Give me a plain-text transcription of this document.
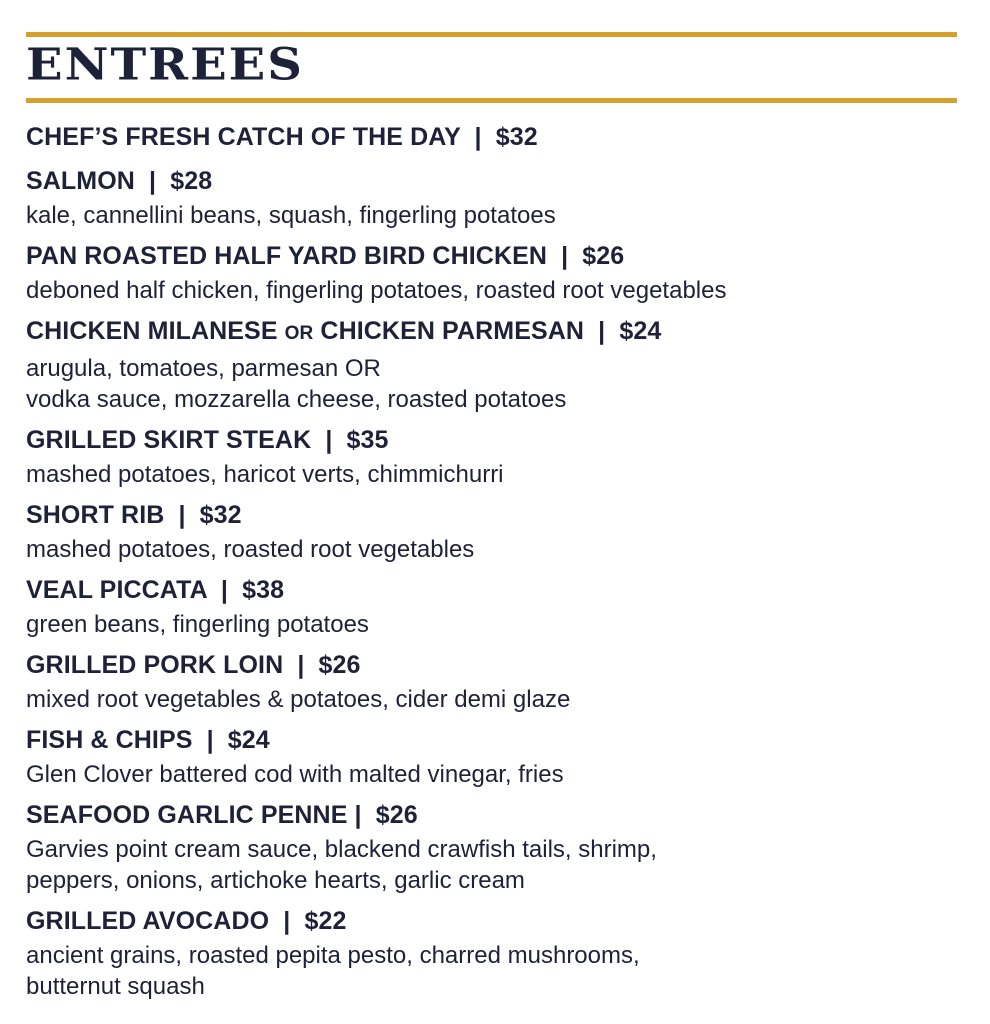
ENTREES
CHEF’S FRESH CATCH OF THE DAY  |  $32
SALMON  |  $28
kale, cannellini beans, squash, fingerling potatoes
PAN ROASTED HALF YARD BIRD CHICKEN  |  $26
deboned half chicken, fingerling potatoes, roasted root vegetables
CHICKEN MILANESE OR CHICKEN PARMESAN  |  $24
arugula, tomatoes, parmesan OR
vodka sauce, mozzarella cheese, roasted potatoes
GRILLED SKIRT STEAK  |  $35
mashed potatoes, haricot verts, chimmichurri
SHORT RIB  |  $32
mashed potatoes, roasted root vegetables
VEAL PICCATA  |  $38
green beans, fingerling potatoes
GRILLED PORK LOIN  |  $26
mixed root vegetables & potatoes, cider demi glaze
FISH & CHIPS  |  $24
Glen Clover battered cod with malted vinegar, fries
SEAFOOD GARLIC PENNE |  $26
Garvies point cream sauce, blackend crawfish tails, shrimp,
peppers, onions, artichoke hearts, garlic cream
GRILLED AVOCADO  |  $22
ancient grains, roasted pepita pesto, charred mushrooms,
butternut squash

********************

To do -> Pictures don't belong in the copy. Restate all the entries exactly.

Written response ->
Give me a plain-text transcription of this document.
ENTREES
CHEF’S FRESH CATCH OF THE DAY  |  $32
SALMON  |  $28
kale, cannellini beans, squash, fingerling potatoes
PAN ROASTED HALF YARD BIRD CHICKEN  |  $26
deboned half chicken, fingerling potatoes, roasted root vegetables
CHICKEN MILANESE OR CHICKEN PARMESAN  |  $24
arugula, tomatoes, parmesan OR
vodka sauce, mozzarella cheese, roasted potatoes
GRILLED SKIRT STEAK  |  $35
mashed potatoes, haricot verts, chimmichurri
SHORT RIB  |  $32
mashed potatoes, roasted root vegetables
VEAL PICCATA  |  $38
green beans, fingerling potatoes
GRILLED PORK LOIN  |  $26
mixed root vegetables & potatoes, cider demi glaze
FISH & CHIPS  |  $24
Glen Clover battered cod with malted vinegar, fries
SEAFOOD GARLIC PENNE |  $26
Garvies point cream sauce, blackend crawfish tails, shrimp,
peppers, onions, artichoke hearts, garlic cream
GRILLED AVOCADO  |  $22
ancient grains, roasted pepita pesto, charred mushrooms,
butternut squash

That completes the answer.